After Ly testified, defense counsel challenged Ly's veracity, arguing the stop, which Ly attempted to justify by claiming he vaguely smelled marijuana, was merely pretextual. Counsel also contended the traffic stop was unreasonably delayed by calling in the K-9 unit after the officers failed to find marijuana in plain view.
Following argument, the motion judge reserved decision and shortly thereafter issued a well-reasoned written opinion, accompanying a June 6, 2019 order. The judge squarely addressed the issues raised in view of the governing law. Finding "Ly testified candidly and in a straightforward manner," the judge rejected defendant's challenges to the validity of the stop and subsequent search of the vehicle. The judge's detailed analysis credited Ly's observations following the stop.

> **Problems to solve**
1 - According to the excerpt, what was the date of the order that the motion judge's written opinion accompanied?
2 - List every action the excerpt attributes to the motion judge.

> **Information shown**
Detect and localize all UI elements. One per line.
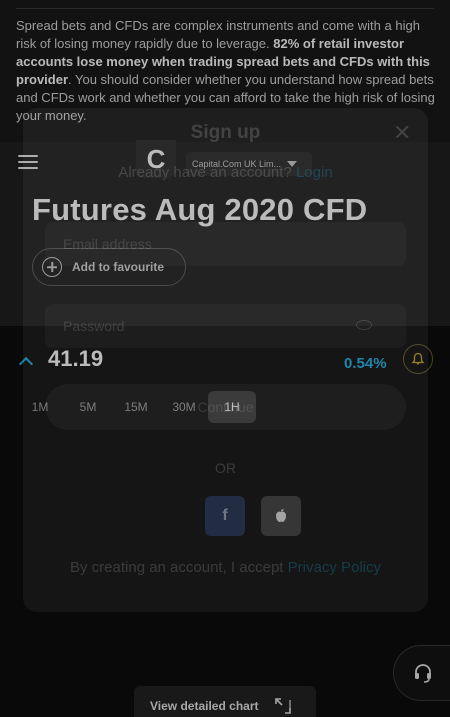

> **Outputs in order**
1 - June 6, 2019

2 -
- Reserved decision following argument
- Issued a well-reasoned written opinion accompanying a June 6, 2019 order
- Squarely addressed the issues raised in view of the governing law
- Found that "Ly testified candidly and in a straightforward manner"
- Rejected defendant's challenges to the validity of the stop and subsequent search of the vehicle
- Credited Ly's observations following the stop